# [Compito da svolgere]
Riscrivi il tratto del testo sul processo di Vicenza che va da "Si è aperta" fino a "presente in aula.", sostituendo "gennaio" con "febbraio".

Figlio morì di tumore, a processo i genitori che lo curarono con fanghi e impacchi: “Andate negli ospedali”

Si è aperta oggi davanti alla Corte d’Assise di Vicenza l’udienza del processo a carico di Luigi Gianello e Martina Binotto, i genitori del 14enne morto per un tumore osseo dopo due anni di sofferenza e scelte difficili. I coniugi sono accusati di omicidio con dolo eventuale: secondo la Procura berica, avrebbero ritardato diagnosi e cure affidandosi a pratiche alternative prive di fondamento scientifico. L’udienza è stata subito rinviata a gennaio per un vizio di notifica relativo alla madre: prima si terrà una nuova udienza preliminare per lei, poi la sua posizione sarà riunita a quella del marito. Nessuno dei due era presente in aula.

# [Voci fornite]

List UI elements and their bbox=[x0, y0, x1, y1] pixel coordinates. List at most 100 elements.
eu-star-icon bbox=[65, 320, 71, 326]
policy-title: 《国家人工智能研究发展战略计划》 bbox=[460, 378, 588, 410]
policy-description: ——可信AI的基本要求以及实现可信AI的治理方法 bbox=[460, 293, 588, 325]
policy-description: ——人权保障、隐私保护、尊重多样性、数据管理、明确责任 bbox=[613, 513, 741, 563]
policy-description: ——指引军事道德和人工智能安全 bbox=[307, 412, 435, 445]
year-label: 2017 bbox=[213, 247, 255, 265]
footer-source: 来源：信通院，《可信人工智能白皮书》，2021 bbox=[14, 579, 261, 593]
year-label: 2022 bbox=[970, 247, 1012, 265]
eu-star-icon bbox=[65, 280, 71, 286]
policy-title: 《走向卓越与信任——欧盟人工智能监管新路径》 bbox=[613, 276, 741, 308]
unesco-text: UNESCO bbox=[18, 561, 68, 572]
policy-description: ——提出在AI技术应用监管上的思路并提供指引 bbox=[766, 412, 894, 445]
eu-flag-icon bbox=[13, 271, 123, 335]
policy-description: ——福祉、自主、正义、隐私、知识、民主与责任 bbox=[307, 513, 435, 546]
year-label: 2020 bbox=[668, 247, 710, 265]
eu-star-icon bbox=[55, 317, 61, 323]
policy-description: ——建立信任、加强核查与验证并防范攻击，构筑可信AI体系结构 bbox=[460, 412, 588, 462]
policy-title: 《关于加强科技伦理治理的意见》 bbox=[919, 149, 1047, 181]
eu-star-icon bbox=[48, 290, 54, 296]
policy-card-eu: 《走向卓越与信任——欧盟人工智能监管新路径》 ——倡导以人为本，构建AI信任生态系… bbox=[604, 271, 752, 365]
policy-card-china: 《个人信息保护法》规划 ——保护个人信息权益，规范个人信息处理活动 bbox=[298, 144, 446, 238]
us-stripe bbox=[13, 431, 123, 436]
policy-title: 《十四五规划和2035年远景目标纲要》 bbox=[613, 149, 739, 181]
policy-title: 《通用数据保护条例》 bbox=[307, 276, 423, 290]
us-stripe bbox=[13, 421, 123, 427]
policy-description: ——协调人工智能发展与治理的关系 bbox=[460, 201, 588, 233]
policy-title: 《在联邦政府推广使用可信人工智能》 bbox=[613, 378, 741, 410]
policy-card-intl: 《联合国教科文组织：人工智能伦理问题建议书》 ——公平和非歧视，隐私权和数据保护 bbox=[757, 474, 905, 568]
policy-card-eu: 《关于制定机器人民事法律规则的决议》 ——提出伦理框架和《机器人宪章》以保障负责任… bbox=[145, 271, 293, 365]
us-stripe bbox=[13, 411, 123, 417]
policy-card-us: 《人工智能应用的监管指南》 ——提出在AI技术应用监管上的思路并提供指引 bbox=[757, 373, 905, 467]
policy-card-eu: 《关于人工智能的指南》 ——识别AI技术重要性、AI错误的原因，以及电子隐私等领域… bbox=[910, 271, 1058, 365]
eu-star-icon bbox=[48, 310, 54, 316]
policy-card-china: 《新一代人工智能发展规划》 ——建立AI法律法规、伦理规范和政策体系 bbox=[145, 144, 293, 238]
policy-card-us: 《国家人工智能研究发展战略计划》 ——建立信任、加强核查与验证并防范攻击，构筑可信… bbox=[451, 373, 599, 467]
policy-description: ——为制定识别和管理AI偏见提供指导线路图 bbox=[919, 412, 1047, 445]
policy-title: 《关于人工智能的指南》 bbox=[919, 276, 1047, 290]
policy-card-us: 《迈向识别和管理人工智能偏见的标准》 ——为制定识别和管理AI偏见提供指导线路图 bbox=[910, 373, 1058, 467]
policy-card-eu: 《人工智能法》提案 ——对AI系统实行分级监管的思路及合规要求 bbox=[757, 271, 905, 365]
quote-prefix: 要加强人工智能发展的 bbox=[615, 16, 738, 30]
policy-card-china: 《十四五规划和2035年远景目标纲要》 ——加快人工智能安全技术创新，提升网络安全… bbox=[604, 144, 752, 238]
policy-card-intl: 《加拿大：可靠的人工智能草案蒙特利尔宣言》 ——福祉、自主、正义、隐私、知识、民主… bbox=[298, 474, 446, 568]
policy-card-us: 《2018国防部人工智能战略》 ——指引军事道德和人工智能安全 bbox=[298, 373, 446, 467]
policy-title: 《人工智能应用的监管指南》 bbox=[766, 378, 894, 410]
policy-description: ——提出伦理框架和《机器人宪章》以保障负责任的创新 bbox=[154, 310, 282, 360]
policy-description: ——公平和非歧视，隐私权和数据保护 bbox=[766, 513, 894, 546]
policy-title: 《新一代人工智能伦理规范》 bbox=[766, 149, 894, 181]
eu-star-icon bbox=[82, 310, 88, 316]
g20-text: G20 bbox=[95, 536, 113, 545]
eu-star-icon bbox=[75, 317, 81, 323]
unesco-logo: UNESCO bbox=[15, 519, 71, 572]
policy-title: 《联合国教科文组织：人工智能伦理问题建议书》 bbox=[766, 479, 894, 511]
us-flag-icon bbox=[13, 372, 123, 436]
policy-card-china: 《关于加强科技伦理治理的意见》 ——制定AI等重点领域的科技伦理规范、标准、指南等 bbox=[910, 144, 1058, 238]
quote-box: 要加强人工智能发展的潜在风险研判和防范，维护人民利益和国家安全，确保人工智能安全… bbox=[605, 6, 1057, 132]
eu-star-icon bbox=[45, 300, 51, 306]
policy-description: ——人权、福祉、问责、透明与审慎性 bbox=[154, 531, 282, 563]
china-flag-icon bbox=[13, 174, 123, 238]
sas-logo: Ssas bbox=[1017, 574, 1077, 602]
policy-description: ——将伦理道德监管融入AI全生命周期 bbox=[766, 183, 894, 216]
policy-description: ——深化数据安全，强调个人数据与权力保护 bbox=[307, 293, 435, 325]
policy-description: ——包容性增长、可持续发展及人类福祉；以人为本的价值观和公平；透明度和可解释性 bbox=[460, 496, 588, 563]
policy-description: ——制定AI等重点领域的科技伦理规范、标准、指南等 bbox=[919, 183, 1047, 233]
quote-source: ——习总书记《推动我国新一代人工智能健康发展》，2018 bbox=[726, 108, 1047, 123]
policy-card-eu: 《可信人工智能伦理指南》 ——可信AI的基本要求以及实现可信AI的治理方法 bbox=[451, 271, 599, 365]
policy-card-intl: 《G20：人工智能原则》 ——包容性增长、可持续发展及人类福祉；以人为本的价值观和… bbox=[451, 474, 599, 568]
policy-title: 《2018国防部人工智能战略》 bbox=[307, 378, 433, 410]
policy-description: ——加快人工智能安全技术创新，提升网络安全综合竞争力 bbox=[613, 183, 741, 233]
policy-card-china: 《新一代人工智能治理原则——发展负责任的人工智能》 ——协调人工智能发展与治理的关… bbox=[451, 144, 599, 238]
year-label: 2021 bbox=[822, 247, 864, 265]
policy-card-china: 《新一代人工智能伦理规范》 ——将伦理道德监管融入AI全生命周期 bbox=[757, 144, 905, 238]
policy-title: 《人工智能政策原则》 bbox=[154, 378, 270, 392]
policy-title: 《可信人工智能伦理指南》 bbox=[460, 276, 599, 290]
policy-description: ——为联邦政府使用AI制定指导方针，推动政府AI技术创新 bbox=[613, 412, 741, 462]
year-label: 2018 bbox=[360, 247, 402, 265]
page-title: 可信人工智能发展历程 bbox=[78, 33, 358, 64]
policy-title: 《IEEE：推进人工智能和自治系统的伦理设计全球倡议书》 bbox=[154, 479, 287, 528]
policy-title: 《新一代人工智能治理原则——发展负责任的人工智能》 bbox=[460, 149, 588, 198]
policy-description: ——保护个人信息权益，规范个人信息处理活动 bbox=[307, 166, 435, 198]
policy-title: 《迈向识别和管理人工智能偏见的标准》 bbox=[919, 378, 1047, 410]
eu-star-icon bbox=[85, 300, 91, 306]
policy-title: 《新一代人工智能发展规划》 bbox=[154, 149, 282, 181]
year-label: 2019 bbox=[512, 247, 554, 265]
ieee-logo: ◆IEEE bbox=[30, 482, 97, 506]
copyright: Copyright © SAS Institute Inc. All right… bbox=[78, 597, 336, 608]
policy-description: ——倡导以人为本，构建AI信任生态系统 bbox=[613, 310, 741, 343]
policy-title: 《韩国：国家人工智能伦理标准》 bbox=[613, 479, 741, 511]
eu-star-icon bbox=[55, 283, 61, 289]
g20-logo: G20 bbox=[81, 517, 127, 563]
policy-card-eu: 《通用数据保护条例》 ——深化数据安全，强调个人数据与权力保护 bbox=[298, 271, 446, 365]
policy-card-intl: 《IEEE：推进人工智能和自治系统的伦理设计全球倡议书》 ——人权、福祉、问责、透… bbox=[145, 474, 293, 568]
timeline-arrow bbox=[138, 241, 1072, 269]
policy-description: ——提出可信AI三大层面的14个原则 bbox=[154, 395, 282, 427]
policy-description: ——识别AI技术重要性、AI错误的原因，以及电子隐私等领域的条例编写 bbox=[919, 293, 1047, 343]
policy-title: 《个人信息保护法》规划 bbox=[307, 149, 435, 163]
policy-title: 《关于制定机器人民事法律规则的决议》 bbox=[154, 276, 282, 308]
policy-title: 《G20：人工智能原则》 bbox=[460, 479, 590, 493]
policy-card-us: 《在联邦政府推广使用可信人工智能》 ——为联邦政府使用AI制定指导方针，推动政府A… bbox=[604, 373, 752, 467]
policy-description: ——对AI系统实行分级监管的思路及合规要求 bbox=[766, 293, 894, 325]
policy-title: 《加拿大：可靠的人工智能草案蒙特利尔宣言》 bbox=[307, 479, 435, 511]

# [La tua risposta]
Si è aperta oggi davanti alla Corte d’Assise di Vicenza l’udienza del processo a carico di Luigi Gianello e Martina Binotto, i genitori del 14enne morto per un tumore osseo dopo due anni di sofferenza e scelte difficili. I coniugi sono accusati di omicidio con dolo eventuale: secondo la Procura berica, avrebbero ritardato diagnosi e cure affidandosi a pratiche alternative prive di fondamento scientifico. L’udienza è stata subito rinviata a febbraio per un vizio di notifica relativo alla madre: prima si terrà una nuova udienza preliminare per lei, poi la sua posizione sarà riunita a quella del marito. Nessuno dei due era presente in aula.